> [TASK GOAL]
Work out how many lines have "diluted" in them. Give only that number.

━━━━━━━━━━━━━━━━

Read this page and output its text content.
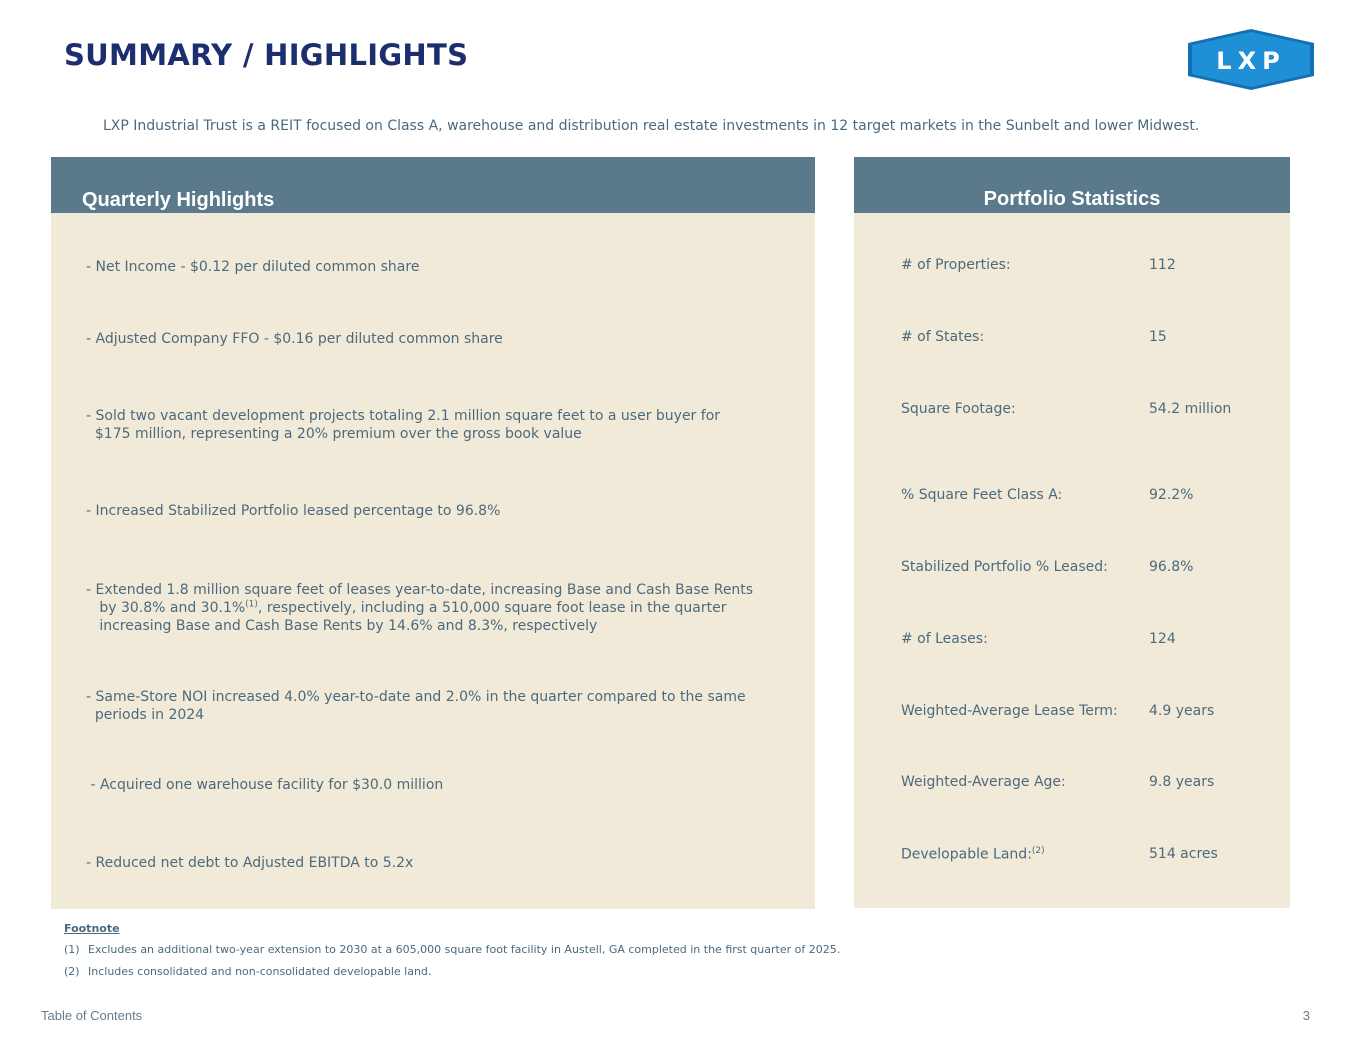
SUMMARY / HIGHLIGHTS	LXP
LXP Industrial Trust is a REIT focused on Class A, warehouse and distribution real estate investments in 12 target markets in the Sunbelt and lower Midwest.
Quarterly Highlights
- Net Income - $0.12 per diluted common share
- Adjusted Company FFO - $0.16 per diluted common share
- Sold two vacant development projects totaling 2.1 million square feet to a user buyer for
$175 million, representing a 20% premium over the gross book value
- Increased Stabilized Portfolio leased percentage to 96.8%
- Extended 1.8 million square feet of leases year-to-date, increasing Base and Cash Base Rents
by 30.8% and 30.1%$^{(1)}$, respectively, including a 510,000 square foot lease in the quarter
increasing Base and Cash Base Rents by 14.6% and 8.3%, respectively
- Same-Store NOI increased 4.0% year-to-date and 2.0% in the quarter compared to the same
periods in 2024
- Acquired one warehouse facility for $30.0 million
- Reduced net debt to Adjusted EBITDA to 5.2x
Portfolio Statistics
# of Properties:	112
# of States:	15
Square Footage:	54.2 million
% Square Feet Class A:	92.2%
Stabilized Portfolio % Leased:	96.8%
# of Leases:	124
Weighted-Average Lease Term: 4.9 years
Weighted-Average Age:	9.8 years
Developable Land:$^{(2)}$	514 acres
Footnote
(1) Excludes an additional two-year extension to 2030 at a 605,000 square foot facility in Austell, GA completed in the first quarter of 2025.
(2) Includes consolidated and non-consolidated developable land.
Table of Contents	3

━━━━━━━━━━━━━━━━

> [RESULT]
2